#### Exercise brief:
Pull out every line below that holds the word "JSON".

◆ ◆ ◆ ◆ ◆

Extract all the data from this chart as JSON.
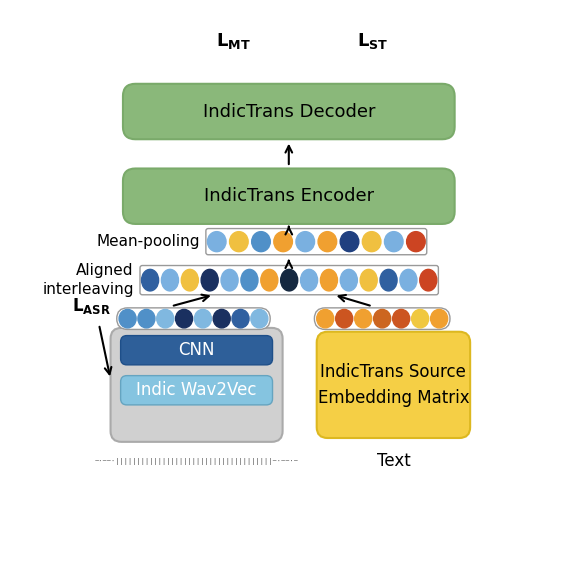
{
  "fig_width": 5.62,
  "fig_height": 5.7,
  "dpi": 100,
  "bg_color": "#ffffff",
  "green_color": "#8ab87a",
  "green_edge": "#7aaa6a",
  "yellow_color": "#f5cf45",
  "yellow_edge": "#ddb820",
  "blue_dark_color": "#2e5f99",
  "blue_dark_edge": "#1e4f89",
  "blue_light_color": "#85c4e0",
  "blue_light_edge": "#65a4c0",
  "gray_color": "#d0d0d0",
  "gray_edge": "#aaaaaa",
  "white": "#ffffff",
  "box_edge": "#999999",
  "text_dark": "#000000",
  "text_white": "#ffffff",
  "decoder_label": "IndicTrans Decoder",
  "encoder_label": "IndicTrans Encoder",
  "cnn_label": "CNN",
  "wav2vec_label": "Indic Wav2Vec",
  "emb_label": "IndicTrans Source\nEmbedding Matrix",
  "mp_label": "Mean-pooling",
  "ai_label": "Aligned\ninterleaving",
  "text_label": "Text",
  "speech_dots": [
    "#5090c8",
    "#5090c8",
    "#80b8e0",
    "#1a3060",
    "#80b8e0",
    "#1a3060",
    "#3060a0",
    "#80b8e0"
  ],
  "text_dots": [
    "#f0a030",
    "#cc5520",
    "#f0a030",
    "#cc6620",
    "#cc5520",
    "#f0c840",
    "#f0a030"
  ],
  "mp_dots": [
    "#7ab0e0",
    "#f0c040",
    "#5090c8",
    "#f0a030",
    "#7ab0e0",
    "#f0a030",
    "#204080",
    "#f0c040",
    "#7ab0e0",
    "#cc4422"
  ],
  "ai_dots": [
    "#3060a0",
    "#7ab0e0",
    "#f0c040",
    "#1a3060",
    "#7ab0e0",
    "#5090c8",
    "#f0a030",
    "#152840",
    "#7ab0e0",
    "#f0a030",
    "#7ab0e0",
    "#f0c040",
    "#3060a0",
    "#7ab0e0",
    "#cc4422"
  ]
}
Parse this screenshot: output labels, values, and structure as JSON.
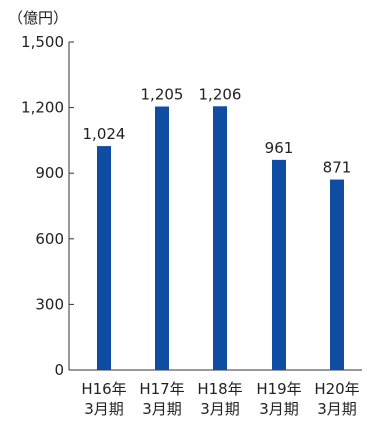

◆ ◆ ◆ ◆ ◆

#### Result of the exercise:
Extract all the data from this chart as JSON.
Parse this screenshot: output labels, values, and structure as JSON.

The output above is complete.